Written instruction: Select and copy out every line in the records containing "después".

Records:
**********
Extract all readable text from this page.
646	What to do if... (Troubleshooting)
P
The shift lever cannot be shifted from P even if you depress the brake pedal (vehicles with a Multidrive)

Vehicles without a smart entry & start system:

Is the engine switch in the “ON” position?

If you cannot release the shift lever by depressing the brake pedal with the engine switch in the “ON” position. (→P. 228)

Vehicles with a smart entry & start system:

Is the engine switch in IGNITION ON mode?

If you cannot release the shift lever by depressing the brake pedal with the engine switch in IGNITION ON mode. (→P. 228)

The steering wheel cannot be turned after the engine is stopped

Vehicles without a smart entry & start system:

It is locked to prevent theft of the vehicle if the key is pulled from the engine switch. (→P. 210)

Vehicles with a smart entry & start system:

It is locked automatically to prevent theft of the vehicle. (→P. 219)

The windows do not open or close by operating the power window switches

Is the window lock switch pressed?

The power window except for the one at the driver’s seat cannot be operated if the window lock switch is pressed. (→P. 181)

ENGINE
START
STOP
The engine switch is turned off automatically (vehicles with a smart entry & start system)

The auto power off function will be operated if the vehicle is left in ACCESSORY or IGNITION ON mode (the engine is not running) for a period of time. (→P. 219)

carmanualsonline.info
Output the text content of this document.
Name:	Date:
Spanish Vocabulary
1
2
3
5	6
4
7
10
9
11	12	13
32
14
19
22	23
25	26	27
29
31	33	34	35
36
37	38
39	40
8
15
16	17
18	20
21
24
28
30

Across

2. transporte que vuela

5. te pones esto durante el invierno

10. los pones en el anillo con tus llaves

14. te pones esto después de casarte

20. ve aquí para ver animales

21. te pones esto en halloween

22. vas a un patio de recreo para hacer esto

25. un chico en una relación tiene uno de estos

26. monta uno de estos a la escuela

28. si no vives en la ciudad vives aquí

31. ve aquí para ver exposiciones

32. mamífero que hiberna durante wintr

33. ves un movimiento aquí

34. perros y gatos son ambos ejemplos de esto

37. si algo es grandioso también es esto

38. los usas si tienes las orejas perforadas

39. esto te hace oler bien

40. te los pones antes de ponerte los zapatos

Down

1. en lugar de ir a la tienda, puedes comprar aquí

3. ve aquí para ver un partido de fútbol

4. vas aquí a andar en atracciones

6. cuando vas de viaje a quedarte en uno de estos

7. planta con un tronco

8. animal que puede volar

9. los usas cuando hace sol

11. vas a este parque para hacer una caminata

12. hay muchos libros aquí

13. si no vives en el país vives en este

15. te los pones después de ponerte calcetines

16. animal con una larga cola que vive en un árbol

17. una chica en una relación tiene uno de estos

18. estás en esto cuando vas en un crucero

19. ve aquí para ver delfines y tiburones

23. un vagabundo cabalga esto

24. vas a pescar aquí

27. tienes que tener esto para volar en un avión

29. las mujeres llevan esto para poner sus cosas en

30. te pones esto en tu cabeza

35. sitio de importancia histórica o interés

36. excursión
**********
Solution for this exercise:
14. te pones esto después de casarte
15. te los pones después de ponerte calcetines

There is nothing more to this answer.